▶ [Task to carry out]: Pull each line containing "style" out of the data and copy it.

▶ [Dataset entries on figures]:
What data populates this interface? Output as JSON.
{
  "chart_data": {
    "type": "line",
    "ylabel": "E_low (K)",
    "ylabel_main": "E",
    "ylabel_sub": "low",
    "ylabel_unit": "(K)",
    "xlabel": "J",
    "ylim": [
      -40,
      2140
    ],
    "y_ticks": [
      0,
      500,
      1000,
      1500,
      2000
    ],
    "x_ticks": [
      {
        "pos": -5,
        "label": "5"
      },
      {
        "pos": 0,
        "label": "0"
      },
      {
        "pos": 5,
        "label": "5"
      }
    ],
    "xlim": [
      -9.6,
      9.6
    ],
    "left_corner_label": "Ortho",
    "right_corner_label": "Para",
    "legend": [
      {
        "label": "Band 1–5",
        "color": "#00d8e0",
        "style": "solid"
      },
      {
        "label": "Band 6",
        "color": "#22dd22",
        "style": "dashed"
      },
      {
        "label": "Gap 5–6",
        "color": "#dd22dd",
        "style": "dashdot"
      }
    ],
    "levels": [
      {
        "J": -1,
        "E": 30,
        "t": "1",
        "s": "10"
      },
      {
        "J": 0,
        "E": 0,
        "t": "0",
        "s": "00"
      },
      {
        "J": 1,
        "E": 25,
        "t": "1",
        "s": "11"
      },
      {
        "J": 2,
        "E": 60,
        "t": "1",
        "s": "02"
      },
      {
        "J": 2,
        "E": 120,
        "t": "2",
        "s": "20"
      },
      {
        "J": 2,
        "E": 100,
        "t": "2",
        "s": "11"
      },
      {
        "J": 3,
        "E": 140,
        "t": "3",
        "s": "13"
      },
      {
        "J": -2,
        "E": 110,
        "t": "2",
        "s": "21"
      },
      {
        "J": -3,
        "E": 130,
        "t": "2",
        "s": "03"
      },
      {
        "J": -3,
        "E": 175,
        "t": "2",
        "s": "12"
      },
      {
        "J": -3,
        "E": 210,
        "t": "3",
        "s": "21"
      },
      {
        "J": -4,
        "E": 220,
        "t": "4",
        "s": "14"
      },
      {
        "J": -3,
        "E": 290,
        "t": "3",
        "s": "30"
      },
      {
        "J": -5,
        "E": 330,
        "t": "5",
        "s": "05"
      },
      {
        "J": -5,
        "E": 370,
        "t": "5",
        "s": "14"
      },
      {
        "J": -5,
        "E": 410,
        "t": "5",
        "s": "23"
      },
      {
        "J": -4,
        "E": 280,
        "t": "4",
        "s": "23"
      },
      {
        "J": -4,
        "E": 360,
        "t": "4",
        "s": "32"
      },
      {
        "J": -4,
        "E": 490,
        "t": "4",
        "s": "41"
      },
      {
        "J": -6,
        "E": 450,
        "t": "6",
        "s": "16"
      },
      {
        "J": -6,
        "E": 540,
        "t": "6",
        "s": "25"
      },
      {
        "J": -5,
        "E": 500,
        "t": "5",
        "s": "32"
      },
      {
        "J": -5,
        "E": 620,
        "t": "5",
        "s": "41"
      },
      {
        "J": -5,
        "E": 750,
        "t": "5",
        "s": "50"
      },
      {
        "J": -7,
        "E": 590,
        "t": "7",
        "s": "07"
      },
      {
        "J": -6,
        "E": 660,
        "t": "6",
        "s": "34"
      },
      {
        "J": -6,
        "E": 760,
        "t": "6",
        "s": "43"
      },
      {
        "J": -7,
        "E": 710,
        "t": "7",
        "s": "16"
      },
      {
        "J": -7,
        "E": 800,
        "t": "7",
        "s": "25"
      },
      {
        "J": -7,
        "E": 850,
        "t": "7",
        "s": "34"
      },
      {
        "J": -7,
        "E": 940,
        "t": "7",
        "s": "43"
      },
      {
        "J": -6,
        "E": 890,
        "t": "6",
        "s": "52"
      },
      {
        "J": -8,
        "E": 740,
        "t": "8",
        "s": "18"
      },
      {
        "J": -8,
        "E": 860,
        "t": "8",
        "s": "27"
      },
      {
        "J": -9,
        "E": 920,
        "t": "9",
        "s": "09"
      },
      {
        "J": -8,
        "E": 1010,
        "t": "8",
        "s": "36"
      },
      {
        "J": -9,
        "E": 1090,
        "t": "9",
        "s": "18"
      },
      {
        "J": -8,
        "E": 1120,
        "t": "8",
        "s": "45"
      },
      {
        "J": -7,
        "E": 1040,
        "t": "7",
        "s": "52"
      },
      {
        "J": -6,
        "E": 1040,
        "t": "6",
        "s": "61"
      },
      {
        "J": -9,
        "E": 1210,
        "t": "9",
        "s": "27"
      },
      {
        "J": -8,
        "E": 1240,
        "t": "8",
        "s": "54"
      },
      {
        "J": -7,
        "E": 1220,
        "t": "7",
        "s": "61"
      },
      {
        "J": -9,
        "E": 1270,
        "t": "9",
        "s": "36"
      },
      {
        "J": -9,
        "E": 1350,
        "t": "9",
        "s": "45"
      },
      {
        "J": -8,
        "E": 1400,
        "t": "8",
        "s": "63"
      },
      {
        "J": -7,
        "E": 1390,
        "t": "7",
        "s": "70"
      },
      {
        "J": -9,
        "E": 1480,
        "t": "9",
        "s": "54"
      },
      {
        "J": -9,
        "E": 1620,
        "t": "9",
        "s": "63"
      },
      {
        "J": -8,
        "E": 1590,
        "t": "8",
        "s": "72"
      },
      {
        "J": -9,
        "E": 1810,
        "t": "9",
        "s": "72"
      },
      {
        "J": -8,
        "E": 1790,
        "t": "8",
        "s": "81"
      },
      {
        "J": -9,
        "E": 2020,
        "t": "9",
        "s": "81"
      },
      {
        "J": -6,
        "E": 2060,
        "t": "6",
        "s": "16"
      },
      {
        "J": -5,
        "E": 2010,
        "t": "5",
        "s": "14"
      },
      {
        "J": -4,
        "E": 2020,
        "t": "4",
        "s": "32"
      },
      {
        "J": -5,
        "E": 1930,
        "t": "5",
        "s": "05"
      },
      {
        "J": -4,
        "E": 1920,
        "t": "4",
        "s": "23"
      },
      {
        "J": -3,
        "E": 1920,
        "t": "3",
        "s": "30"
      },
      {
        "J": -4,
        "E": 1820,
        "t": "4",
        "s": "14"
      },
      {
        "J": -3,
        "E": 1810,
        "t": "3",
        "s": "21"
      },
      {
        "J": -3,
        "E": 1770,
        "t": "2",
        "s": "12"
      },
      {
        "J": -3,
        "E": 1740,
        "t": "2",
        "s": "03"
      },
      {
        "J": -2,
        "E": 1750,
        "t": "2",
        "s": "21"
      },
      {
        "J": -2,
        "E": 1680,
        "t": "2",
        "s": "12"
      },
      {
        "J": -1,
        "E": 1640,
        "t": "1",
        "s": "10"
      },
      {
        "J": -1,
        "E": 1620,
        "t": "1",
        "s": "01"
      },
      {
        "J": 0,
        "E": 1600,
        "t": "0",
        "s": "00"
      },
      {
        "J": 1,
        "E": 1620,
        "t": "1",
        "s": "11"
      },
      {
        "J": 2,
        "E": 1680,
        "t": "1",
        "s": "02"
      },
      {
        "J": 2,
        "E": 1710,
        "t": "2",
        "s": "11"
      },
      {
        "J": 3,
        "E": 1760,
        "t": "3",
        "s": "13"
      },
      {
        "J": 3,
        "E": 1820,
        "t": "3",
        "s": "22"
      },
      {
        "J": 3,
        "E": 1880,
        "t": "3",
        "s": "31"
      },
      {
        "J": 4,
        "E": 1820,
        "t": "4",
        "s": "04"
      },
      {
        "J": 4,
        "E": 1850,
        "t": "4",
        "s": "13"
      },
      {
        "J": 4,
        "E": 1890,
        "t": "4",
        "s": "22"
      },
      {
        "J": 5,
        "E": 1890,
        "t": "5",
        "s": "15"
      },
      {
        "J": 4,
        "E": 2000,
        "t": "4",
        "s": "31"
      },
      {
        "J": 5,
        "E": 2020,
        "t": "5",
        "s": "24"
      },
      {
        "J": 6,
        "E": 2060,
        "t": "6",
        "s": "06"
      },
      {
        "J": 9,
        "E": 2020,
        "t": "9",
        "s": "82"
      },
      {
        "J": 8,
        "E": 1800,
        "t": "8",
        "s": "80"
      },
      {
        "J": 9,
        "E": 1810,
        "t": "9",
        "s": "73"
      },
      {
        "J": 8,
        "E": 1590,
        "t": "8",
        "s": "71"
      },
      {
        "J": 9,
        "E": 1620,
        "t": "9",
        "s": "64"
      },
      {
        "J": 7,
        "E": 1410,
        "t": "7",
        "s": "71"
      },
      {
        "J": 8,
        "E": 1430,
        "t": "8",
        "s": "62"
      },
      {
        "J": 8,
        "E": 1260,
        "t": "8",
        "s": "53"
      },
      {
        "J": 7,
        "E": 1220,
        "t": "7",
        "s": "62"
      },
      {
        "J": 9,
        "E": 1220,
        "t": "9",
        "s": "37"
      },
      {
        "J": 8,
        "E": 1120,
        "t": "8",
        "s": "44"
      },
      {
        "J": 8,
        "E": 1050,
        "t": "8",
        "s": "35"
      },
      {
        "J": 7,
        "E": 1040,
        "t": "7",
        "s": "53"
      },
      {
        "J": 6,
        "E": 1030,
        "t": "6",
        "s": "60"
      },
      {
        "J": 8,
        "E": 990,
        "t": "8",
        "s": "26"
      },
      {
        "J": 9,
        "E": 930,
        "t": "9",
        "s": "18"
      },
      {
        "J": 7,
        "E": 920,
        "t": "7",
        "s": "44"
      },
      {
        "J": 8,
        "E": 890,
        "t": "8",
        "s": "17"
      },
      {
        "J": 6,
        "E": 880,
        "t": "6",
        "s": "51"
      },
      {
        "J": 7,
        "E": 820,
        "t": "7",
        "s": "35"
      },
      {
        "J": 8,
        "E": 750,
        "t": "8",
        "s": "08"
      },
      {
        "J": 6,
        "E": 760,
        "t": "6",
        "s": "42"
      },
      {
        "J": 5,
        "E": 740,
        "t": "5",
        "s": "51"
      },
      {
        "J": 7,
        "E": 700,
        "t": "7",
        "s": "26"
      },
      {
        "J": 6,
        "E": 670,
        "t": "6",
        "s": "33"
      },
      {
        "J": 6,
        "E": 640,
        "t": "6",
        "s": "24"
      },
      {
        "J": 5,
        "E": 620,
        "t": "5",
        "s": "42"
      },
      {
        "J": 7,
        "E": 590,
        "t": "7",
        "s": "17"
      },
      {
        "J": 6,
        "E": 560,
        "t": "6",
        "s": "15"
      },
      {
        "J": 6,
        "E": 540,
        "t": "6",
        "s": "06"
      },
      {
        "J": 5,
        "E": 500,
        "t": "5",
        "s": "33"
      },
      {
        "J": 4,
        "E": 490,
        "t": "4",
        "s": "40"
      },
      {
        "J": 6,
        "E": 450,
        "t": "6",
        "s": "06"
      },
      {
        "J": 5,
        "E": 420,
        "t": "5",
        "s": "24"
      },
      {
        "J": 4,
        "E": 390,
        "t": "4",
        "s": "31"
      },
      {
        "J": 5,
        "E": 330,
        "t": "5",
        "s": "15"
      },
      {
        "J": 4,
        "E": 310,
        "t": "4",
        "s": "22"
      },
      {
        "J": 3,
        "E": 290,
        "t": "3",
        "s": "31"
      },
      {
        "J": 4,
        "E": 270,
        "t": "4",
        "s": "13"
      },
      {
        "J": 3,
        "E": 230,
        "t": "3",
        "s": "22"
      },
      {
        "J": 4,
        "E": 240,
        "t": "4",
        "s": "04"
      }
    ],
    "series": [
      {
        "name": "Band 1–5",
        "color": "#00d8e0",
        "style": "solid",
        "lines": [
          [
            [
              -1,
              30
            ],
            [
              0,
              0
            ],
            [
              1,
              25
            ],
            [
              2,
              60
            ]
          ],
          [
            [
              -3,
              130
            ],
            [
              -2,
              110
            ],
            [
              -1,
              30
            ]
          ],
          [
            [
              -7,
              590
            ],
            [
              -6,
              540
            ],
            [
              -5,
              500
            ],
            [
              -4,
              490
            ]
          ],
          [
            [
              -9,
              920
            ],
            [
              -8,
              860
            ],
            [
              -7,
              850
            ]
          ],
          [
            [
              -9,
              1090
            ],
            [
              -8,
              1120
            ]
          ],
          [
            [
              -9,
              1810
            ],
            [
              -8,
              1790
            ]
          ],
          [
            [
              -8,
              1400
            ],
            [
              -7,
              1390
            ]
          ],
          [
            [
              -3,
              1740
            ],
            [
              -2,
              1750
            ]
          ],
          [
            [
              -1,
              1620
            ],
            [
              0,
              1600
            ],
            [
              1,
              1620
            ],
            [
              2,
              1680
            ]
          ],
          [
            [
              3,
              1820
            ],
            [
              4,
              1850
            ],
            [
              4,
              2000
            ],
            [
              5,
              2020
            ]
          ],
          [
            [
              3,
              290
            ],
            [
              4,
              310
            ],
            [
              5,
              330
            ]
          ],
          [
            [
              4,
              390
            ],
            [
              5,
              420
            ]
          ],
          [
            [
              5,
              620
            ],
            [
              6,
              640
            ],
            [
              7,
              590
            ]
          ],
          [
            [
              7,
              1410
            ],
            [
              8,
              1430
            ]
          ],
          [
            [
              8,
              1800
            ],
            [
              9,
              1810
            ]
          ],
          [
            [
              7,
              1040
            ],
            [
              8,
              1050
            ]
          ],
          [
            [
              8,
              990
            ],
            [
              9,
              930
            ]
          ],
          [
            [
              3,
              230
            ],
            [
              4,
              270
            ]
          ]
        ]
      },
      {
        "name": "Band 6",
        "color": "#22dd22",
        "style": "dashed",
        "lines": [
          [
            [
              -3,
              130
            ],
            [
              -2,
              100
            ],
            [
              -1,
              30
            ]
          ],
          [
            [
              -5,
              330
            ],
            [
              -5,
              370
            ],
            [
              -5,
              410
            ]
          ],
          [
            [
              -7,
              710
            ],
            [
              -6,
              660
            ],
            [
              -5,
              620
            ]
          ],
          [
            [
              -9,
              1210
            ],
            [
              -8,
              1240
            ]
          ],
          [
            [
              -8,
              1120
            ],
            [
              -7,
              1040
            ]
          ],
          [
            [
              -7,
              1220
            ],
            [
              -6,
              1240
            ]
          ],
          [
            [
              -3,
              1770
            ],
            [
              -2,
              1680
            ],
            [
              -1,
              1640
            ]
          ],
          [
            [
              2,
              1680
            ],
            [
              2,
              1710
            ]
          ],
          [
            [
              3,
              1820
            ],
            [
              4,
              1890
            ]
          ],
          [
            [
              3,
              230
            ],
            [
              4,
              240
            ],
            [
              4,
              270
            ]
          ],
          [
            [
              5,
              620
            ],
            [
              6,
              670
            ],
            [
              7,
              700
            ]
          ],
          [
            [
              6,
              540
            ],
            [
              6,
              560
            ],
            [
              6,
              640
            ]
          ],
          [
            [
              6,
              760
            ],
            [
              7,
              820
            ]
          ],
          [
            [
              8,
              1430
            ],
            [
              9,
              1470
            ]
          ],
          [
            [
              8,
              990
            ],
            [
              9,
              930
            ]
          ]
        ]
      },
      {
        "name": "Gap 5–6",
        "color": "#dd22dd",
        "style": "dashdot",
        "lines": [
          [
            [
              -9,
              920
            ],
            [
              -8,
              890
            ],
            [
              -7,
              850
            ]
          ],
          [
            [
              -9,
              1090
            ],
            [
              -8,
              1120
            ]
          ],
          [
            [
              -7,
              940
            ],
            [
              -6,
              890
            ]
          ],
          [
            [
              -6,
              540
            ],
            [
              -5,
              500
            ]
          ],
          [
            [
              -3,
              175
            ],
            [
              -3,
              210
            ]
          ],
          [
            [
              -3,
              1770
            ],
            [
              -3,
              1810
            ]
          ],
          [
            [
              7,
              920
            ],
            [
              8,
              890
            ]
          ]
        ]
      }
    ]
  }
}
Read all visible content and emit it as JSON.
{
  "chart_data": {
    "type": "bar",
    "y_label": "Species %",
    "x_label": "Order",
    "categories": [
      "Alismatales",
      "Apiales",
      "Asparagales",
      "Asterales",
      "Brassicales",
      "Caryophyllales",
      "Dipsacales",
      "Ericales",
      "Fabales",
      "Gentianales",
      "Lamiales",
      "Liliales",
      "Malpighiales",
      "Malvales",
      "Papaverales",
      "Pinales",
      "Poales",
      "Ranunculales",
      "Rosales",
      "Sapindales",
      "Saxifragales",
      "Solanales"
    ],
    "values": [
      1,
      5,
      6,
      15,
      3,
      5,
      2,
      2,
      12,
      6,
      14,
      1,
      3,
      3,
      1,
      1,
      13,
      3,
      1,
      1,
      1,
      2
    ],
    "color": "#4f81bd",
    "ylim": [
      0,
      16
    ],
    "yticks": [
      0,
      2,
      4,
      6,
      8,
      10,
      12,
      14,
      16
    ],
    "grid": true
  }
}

▶ [Complete output]:
        "style": "solid"
        "style": "dashed"
        "style": "dashdot"
        "style": "solid",
        "style": "dashed",
        "style": "dashdot",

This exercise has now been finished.